Required task:
Output exactly the lines from the line with "Enumerate this screenshot's" through the end of the records below. Include nothing else.

(Collection entries)

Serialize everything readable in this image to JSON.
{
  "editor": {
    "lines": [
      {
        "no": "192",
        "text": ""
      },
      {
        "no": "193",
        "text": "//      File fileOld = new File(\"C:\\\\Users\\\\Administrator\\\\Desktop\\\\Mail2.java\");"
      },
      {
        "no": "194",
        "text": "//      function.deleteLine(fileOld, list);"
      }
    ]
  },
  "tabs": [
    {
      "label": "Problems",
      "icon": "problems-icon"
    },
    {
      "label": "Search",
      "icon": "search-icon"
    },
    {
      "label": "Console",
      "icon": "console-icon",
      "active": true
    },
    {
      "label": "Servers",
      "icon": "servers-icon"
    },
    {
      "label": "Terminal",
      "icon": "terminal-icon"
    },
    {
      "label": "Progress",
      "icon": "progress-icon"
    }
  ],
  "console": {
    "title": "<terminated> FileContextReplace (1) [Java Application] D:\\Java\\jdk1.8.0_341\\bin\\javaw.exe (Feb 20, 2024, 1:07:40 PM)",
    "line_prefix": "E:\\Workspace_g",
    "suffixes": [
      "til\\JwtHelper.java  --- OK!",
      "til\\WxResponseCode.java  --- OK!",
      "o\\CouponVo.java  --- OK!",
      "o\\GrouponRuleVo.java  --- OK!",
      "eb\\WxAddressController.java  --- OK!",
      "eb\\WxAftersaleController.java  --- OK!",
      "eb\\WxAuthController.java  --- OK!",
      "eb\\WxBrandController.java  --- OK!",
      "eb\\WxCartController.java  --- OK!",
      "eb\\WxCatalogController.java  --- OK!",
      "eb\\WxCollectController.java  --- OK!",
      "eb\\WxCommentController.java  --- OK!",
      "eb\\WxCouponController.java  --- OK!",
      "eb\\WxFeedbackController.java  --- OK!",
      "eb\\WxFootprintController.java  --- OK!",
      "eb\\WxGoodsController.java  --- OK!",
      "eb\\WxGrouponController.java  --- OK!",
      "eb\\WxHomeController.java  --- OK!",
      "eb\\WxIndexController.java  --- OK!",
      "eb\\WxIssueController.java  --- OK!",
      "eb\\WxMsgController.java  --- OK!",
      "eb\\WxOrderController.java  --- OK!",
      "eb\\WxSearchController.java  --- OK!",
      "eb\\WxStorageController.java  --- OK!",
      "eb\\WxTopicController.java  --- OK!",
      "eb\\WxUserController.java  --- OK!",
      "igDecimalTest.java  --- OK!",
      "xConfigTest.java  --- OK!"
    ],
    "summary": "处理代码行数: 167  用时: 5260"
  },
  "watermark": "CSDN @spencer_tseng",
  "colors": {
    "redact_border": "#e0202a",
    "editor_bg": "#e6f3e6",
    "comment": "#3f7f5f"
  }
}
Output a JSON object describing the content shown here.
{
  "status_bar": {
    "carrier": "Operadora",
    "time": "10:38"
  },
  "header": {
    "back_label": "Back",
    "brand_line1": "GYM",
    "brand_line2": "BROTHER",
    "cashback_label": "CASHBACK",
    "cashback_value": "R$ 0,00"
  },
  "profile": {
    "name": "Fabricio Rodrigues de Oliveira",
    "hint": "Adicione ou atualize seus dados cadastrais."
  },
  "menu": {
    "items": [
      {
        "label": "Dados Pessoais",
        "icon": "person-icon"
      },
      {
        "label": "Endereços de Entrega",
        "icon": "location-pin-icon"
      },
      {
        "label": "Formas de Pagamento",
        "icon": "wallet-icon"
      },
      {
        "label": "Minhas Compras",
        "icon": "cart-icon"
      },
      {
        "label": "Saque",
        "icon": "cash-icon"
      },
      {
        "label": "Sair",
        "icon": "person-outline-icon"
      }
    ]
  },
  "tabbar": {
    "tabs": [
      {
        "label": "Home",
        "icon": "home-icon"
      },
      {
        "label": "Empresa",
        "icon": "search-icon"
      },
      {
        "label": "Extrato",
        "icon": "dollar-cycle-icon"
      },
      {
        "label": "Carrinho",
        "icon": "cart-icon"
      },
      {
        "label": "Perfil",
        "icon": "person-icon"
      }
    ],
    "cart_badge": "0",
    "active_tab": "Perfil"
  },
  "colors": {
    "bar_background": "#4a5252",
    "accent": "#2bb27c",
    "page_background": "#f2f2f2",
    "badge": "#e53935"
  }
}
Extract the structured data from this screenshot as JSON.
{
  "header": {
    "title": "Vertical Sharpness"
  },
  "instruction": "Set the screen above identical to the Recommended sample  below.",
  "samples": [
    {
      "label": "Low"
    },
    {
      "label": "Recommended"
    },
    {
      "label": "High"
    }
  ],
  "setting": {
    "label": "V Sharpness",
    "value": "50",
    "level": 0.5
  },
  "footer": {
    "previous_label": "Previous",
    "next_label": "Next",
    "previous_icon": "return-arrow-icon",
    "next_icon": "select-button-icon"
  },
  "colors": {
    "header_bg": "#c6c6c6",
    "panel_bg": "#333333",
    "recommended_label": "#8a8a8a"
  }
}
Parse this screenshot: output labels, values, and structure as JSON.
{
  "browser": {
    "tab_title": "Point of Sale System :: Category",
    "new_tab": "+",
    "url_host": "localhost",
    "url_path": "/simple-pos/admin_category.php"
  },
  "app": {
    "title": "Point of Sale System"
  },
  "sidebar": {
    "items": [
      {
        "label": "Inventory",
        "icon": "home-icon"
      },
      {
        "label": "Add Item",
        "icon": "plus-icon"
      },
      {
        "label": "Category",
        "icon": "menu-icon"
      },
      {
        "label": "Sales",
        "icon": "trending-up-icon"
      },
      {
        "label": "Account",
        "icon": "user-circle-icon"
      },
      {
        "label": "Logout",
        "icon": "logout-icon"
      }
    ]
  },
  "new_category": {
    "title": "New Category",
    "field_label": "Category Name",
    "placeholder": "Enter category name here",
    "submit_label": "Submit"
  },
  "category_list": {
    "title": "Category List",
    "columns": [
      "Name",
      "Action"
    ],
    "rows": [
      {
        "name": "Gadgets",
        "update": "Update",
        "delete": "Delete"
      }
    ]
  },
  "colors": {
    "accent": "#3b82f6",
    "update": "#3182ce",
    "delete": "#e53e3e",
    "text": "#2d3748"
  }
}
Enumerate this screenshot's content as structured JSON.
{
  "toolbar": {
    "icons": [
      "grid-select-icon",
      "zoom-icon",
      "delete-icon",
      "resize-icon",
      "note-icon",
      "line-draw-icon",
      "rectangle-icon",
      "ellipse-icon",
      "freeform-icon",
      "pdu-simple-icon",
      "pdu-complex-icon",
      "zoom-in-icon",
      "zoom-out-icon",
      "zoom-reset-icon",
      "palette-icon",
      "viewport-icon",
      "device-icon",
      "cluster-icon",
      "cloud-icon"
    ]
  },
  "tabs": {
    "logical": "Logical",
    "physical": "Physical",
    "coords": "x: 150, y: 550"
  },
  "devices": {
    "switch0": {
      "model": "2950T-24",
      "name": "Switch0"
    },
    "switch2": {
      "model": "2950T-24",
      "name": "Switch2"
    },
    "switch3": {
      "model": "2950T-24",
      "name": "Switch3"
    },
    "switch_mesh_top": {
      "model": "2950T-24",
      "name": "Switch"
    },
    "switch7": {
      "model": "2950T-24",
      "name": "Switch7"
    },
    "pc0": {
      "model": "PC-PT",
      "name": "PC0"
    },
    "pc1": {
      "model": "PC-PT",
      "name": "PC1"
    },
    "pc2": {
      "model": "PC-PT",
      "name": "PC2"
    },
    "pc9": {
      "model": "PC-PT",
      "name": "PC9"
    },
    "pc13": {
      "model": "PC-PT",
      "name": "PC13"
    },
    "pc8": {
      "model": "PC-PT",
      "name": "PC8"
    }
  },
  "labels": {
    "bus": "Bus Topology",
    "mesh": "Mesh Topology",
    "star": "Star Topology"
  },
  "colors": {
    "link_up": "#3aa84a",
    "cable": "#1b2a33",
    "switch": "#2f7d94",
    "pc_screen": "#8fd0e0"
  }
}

Response to this exercise:
Enumerate this screenshot's content as structured JSON.
{
  "toolbar": {
    "icons": [
      "grid-select-icon",
      "zoom-icon",
      "delete-icon",
      "resize-icon",
      "note-icon",
      "line-draw-icon",
      "rectangle-icon",
      "ellipse-icon",
      "freeform-icon",
      "pdu-simple-icon",
      "pdu-complex-icon",
      "zoom-in-icon",
      "zoom-out-icon",
      "zoom-reset-icon",
      "palette-icon",
      "viewport-icon",
      "device-icon",
      "cluster-icon",
      "cloud-icon"
    ]
  },
  "tabs": {
    "logical": "Logical",
    "physical": "Physical",
    "coords": "x: 150, y: 550"
  },
  "devices": {
    "switch0": {
      "model": "2950T-24",
      "name": "Switch0"
    },
    "switch2": {
      "model": "2950T-24",
      "name": "Switch2"
    },
    "switch3": {
      "model": "2950T-24",
      "name": "Switch3"
    },
    "switch_mesh_top": {
      "model": "2950T-24",
      "name": "Switch"
    },
    "switch7": {
      "model": "2950T-24",
      "name": "Switch7"
    },
    "pc0": {
      "model": "PC-PT",
      "name": "PC0"
    },
    "pc1": {
      "model": "PC-PT",
      "name": "PC1"
    },
    "pc2": {
      "model": "PC-PT",
      "name": "PC2"
    },
    "pc9": {
      "model": "PC-PT",
      "name": "PC9"
    },
    "pc13": {
      "model": "PC-PT",
      "name": "PC13"
    },
    "pc8": {
      "model": "PC-PT",
      "name": "PC8"
    }
  },
  "labels": {
    "bus": "Bus Topology",
    "mesh": "Mesh Topology",
    "star": "Star Topology"
  },
  "colors": {
    "link_up": "#3aa84a",
    "cable": "#1b2a33",
    "switch": "#2f7d94",
    "pc_screen": "#8fd0e0"
  }
}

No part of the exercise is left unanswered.